Copy everything in the listing below word for word, apart from any images.

[start]

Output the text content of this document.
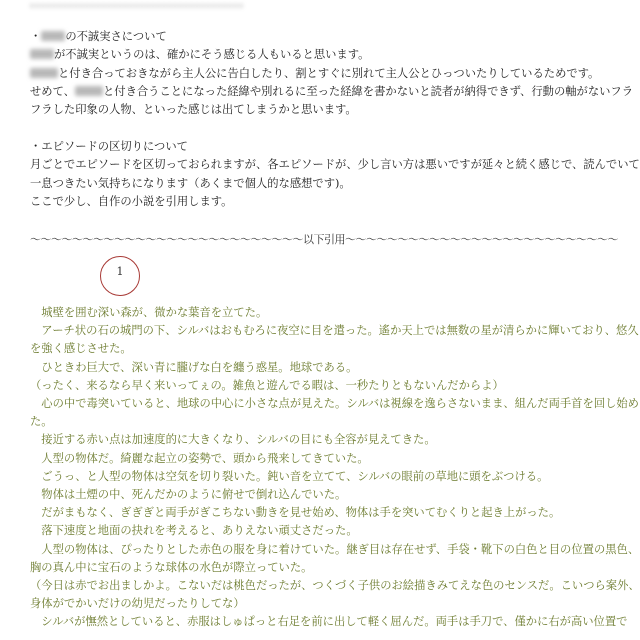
。。。。。。。。。。。。。。。。。。。。。。。。。。。。。。。。。。。。。。。
・ の不誠実さについて
が不誠実というのは、確かにそう感じる人もいると思います。
と付き合っておきながら主人公に告白したり、割とすぐに別れて主人公とひっついたりしているためです。
せめて、 と付き合うことになった経緯や別れるに至った経緯を書かないと読者が納得できず、行動の軸がないフラ
フラした印象の人物、といった感じは出てしまうかと思います。
・エピソードの区切りについて
月ごとでエピソードを区切っておられますが、各エピソードが、少し言い方は悪いですが延々と続く感じで、読んでいて
一息つきたい気持ちになります（あくまで個人的な感想です)。
ここで少し、自作の小説を引用します。
〜〜〜〜〜〜〜〜〜〜〜〜〜〜〜〜〜〜〜〜〜〜〜〜〜〜以下引用〜〜〜〜〜〜〜〜〜〜〜〜〜〜〜〜〜〜〜〜〜〜〜〜〜〜
1
　城壁を囲む深い森が、微かな葉音を立てた。
　アーチ状の石の城門の下、シルバはおもむろに夜空に目を遣った。遙か天上では無数の星が清らかに輝いており、悠久
を強く感じさせた。
　ひときわ巨大で、深い青に朧げな白を纏う惑星。地球である。
（ったく、来るなら早く来いってぇの。雑魚と遊んでる暇は、一秒たりともないんだからよ）
　心の中で毒突いていると、地球の中心に小さな点が見えた。シルバは視線を逸らさないまま、組んだ両手首を回し始め
た。
　接近する赤い点は加速度的に大きくなり、シルバの目にも全容が見えてきた。
　人型の物体だ。綺麗な起立の姿勢で、頭から飛来してきていた。
　ごうっ、と人型の物体は空気を切り裂いた。鈍い音を立てて、シルバの眼前の草地に頭をぶつける。
　物体は土煙の中、死んだかのように俯せで倒れ込んでいた。
　だがまもなく、ぎぎぎと両手がぎこちない動きを見せ始め、物体は手を突いてむくりと起き上がった。
　落下速度と地面の抉れを考えると、ありえない頑丈さだった。
　人型の物体は、ぴったりとした赤色の服を身に着けていた。継ぎ目は存在せず、手袋・靴下の白色と目の位置の黒色、
胸の真ん中に宝石のような球体の水色が際立っていた。
（今日は赤でお出ましかよ。こないだは桃色だったが、つくづく子供のお絵描きみてえな色のセンスだ。こいつら案外、
身体がでかいだけの幼児だったりしてな）
　シルバが憮然としていると、赤服はしゅぱっと右足を前に出して軽く屈んだ。両手は手刀で、僅かに右が高い位置で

[end]

* **Answer to the exercise**
Output the text content of this document.
。。。。。。。。。。。。。。。。。。。。。。。。。。。。。。。。。。。。。。。
・ の不誠実さについて
が不誠実というのは、確かにそう感じる人もいると思います。
と付き合っておきながら主人公に告白したり、割とすぐに別れて主人公とひっついたりしているためです。
せめて、 と付き合うことになった経緯や別れるに至った経緯を書かないと読者が納得できず、行動の軸がないフラ
フラした印象の人物、といった感じは出てしまうかと思います。
・エピソードの区切りについて
月ごとでエピソードを区切っておられますが、各エピソードが、少し言い方は悪いですが延々と続く感じで、読んでいて
一息つきたい気持ちになります（あくまで個人的な感想です)。
ここで少し、自作の小説を引用します。
〜〜〜〜〜〜〜〜〜〜〜〜〜〜〜〜〜〜〜〜〜〜〜〜〜〜以下引用〜〜〜〜〜〜〜〜〜〜〜〜〜〜〜〜〜〜〜〜〜〜〜〜〜〜
1
　城壁を囲む深い森が、微かな葉音を立てた。
　アーチ状の石の城門の下、シルバはおもむろに夜空に目を遣った。遙か天上では無数の星が清らかに輝いており、悠久
を強く感じさせた。
　ひときわ巨大で、深い青に朧げな白を纏う惑星。地球である。
（ったく、来るなら早く来いってぇの。雑魚と遊んでる暇は、一秒たりともないんだからよ）
　心の中で毒突いていると、地球の中心に小さな点が見えた。シルバは視線を逸らさないまま、組んだ両手首を回し始め
た。
　接近する赤い点は加速度的に大きくなり、シルバの目にも全容が見えてきた。
　人型の物体だ。綺麗な起立の姿勢で、頭から飛来してきていた。
　ごうっ、と人型の物体は空気を切り裂いた。鈍い音を立てて、シルバの眼前の草地に頭をぶつける。
　物体は土煙の中、死んだかのように俯せで倒れ込んでいた。
　だがまもなく、ぎぎぎと両手がぎこちない動きを見せ始め、物体は手を突いてむくりと起き上がった。
　落下速度と地面の抉れを考えると、ありえない頑丈さだった。
　人型の物体は、ぴったりとした赤色の服を身に着けていた。継ぎ目は存在せず、手袋・靴下の白色と目の位置の黒色、
胸の真ん中に宝石のような球体の水色が際立っていた。
（今日は赤でお出ましかよ。こないだは桃色だったが、つくづく子供のお絵描きみてえな色のセンスだ。こいつら案外、
身体がでかいだけの幼児だったりしてな）
　シルバが憮然としていると、赤服はしゅぱっと右足を前に出して軽く屈んだ。両手は手刀で、僅かに右が高い位置で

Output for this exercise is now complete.